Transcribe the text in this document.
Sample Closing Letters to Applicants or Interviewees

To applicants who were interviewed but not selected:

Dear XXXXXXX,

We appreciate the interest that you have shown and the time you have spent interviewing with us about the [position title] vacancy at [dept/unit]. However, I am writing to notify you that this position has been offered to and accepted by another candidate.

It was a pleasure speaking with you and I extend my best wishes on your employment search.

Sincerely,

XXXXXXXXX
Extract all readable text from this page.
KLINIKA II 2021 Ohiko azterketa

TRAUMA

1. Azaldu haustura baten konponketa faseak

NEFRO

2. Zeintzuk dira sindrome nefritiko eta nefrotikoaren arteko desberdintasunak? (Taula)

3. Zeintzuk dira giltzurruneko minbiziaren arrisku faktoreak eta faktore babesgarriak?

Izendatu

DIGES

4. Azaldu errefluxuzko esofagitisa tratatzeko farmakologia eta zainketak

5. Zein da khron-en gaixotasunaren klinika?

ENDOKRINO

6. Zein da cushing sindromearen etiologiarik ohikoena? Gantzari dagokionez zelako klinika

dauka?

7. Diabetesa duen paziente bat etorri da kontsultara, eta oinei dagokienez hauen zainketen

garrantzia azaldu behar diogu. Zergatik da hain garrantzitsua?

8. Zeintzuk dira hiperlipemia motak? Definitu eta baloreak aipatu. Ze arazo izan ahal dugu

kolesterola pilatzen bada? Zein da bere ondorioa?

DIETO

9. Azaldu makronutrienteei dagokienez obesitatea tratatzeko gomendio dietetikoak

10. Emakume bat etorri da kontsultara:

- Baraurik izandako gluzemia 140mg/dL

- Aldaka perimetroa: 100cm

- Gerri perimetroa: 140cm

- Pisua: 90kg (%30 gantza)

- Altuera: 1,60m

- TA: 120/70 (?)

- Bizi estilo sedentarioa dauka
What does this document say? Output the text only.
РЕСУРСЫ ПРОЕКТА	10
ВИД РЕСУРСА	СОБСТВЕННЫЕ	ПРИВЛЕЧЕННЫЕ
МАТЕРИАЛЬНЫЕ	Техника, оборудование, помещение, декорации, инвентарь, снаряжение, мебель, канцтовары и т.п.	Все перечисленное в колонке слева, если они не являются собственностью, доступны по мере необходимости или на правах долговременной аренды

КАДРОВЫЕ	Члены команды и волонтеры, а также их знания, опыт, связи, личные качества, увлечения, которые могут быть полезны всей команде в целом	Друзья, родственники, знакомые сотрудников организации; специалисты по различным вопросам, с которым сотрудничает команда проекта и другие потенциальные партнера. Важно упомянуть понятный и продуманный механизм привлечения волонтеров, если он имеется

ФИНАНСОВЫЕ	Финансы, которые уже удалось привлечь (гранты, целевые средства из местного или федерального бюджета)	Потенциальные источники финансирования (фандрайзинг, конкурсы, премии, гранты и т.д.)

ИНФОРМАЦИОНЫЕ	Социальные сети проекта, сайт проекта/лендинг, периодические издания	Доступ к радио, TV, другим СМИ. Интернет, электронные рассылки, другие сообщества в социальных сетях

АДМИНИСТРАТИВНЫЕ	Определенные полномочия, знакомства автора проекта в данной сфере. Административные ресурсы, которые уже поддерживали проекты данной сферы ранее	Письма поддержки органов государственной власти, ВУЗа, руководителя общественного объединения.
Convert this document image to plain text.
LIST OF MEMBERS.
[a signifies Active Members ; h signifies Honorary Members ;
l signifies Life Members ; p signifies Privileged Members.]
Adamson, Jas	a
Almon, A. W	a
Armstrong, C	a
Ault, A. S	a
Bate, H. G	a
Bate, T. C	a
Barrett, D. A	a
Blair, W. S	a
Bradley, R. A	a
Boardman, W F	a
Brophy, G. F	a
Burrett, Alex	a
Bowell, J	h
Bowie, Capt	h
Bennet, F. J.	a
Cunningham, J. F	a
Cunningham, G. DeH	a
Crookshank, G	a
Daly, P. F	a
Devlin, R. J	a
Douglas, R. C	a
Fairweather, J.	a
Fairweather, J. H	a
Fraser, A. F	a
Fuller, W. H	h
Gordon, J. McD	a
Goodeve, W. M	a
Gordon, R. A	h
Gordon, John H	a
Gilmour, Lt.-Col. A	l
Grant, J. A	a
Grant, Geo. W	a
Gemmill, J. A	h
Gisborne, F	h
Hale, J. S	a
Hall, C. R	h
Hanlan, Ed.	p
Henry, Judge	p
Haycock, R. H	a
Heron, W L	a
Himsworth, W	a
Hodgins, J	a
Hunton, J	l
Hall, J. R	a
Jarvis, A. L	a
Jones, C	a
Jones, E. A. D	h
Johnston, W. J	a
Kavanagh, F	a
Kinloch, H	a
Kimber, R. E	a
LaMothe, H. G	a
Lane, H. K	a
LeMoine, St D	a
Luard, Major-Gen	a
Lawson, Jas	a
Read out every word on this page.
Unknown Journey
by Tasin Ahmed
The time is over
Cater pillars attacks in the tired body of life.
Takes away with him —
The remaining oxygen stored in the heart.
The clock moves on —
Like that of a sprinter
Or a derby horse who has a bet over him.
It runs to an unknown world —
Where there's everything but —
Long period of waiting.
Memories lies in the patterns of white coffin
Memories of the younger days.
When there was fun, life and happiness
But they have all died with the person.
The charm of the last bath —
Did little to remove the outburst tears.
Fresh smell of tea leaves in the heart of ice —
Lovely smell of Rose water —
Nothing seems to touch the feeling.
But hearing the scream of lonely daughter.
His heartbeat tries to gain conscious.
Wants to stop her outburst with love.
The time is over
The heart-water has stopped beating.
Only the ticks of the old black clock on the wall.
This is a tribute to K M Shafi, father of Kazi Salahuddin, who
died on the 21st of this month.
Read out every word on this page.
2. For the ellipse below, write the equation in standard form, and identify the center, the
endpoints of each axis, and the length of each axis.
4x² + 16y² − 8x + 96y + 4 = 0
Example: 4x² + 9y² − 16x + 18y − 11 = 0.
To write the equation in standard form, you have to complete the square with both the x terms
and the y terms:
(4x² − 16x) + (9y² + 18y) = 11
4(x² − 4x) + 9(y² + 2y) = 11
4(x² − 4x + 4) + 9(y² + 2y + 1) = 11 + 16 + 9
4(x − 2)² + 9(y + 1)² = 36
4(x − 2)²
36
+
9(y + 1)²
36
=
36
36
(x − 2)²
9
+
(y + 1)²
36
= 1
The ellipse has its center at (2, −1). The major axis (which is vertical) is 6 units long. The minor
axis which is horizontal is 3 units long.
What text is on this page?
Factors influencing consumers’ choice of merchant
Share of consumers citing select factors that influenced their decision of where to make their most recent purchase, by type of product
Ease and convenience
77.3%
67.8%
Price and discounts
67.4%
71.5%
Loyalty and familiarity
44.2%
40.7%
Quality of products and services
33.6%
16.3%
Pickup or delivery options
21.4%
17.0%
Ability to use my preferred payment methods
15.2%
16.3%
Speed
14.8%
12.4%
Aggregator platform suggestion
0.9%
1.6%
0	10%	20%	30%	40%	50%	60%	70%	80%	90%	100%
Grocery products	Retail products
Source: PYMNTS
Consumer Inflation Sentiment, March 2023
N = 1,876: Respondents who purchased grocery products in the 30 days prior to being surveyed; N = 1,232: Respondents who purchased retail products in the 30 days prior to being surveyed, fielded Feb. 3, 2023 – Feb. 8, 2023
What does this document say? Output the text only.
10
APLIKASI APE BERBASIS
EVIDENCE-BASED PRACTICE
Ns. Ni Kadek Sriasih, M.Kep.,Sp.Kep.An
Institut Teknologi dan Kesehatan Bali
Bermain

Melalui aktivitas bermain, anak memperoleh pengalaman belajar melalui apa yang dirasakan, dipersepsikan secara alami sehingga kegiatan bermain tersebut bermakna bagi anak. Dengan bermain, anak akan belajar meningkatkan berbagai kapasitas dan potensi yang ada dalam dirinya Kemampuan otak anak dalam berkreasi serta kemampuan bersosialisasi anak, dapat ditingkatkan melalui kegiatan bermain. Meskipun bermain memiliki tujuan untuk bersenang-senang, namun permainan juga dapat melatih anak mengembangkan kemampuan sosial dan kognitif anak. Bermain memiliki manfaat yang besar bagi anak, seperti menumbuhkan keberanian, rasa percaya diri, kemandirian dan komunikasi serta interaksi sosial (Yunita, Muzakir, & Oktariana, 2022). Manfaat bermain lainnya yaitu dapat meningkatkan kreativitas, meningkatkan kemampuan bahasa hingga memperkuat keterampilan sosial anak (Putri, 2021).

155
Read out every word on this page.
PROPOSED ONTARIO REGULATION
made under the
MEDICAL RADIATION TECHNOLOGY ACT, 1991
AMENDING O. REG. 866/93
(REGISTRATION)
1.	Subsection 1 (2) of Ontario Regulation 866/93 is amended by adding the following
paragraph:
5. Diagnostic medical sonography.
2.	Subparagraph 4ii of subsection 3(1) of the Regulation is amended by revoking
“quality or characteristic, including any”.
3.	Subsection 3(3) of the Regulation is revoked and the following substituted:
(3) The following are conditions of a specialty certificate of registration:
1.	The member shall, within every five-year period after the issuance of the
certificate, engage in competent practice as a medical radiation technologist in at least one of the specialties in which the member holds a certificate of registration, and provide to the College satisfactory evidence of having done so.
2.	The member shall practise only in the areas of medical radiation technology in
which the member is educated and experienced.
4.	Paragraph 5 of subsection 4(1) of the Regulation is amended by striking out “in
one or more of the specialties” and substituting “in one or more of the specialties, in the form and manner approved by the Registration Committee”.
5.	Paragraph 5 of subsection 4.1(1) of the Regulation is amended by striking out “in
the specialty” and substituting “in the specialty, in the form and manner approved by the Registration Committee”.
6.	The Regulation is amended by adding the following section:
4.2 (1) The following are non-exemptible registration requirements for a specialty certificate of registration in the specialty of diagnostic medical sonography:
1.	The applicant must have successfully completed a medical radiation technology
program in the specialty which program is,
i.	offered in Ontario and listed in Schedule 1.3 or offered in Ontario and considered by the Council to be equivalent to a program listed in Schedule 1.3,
__________________________________________________
Exercise requirements:
Lines from the records above that hold "there" are the ones to list.

Complete output:
Where there's everything but —
When there was fun, life and happiness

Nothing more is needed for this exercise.